— begin Provided material —
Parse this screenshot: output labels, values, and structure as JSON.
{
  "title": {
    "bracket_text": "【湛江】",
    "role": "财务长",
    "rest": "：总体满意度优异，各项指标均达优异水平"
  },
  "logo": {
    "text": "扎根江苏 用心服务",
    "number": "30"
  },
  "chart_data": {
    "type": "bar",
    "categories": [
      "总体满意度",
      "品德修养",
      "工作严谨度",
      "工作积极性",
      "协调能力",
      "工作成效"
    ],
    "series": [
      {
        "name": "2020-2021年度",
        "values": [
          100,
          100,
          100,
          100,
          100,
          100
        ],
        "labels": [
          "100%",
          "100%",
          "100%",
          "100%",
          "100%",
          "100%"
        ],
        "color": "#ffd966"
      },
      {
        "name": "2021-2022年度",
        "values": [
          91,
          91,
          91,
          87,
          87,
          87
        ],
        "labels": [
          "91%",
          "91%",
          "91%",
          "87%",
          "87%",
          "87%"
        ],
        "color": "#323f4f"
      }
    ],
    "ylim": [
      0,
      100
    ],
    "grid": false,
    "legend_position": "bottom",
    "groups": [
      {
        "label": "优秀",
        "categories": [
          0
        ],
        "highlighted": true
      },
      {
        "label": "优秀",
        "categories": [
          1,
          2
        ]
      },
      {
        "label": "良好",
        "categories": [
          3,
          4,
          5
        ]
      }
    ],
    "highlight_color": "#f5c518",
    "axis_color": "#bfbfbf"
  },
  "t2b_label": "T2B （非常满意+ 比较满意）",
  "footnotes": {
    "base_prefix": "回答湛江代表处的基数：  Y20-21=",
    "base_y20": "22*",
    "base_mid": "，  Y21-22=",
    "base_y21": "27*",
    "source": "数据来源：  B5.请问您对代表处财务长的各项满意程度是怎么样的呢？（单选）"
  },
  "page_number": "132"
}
— end Provided material —
* [Task to carry out] Please reproduce every line of the material word for word.

* [Solution to the exercise]
Parse this screenshot: output labels, values, and structure as JSON.
{
  "title": {
    "bracket_text": "【湛江】",
    "role": "财务长",
    "rest": "：总体满意度优异，各项指标均达优异水平"
  },
  "logo": {
    "text": "扎根江苏 用心服务",
    "number": "30"
  },
  "chart_data": {
    "type": "bar",
    "categories": [
      "总体满意度",
      "品德修养",
      "工作严谨度",
      "工作积极性",
      "协调能力",
      "工作成效"
    ],
    "series": [
      {
        "name": "2020-2021年度",
        "values": [
          100,
          100,
          100,
          100,
          100,
          100
        ],
        "labels": [
          "100%",
          "100%",
          "100%",
          "100%",
          "100%",
          "100%"
        ],
        "color": "#ffd966"
      },
      {
        "name": "2021-2022年度",
        "values": [
          91,
          91,
          91,
          87,
          87,
          87
        ],
        "labels": [
          "91%",
          "91%",
          "91%",
          "87%",
          "87%",
          "87%"
        ],
        "color": "#323f4f"
      }
    ],
    "ylim": [
      0,
      100
    ],
    "grid": false,
    "legend_position": "bottom",
    "groups": [
      {
        "label": "优秀",
        "categories": [
          0
        ],
        "highlighted": true
      },
      {
        "label": "优秀",
        "categories": [
          1,
          2
        ]
      },
      {
        "label": "良好",
        "categories": [
          3,
          4,
          5
        ]
      }
    ],
    "highlight_color": "#f5c518",
    "axis_color": "#bfbfbf"
  },
  "t2b_label": "T2B （非常满意+ 比较满意）",
  "footnotes": {
    "base_prefix": "回答湛江代表处的基数：  Y20-21=",
    "base_y20": "22*",
    "base_mid": "，  Y21-22=",
    "base_y21": "27*",
    "source": "数据来源：  B5.请问您对代表处财务长的各项满意程度是怎么样的呢？（单选）"
  },
  "page_number": "132"
}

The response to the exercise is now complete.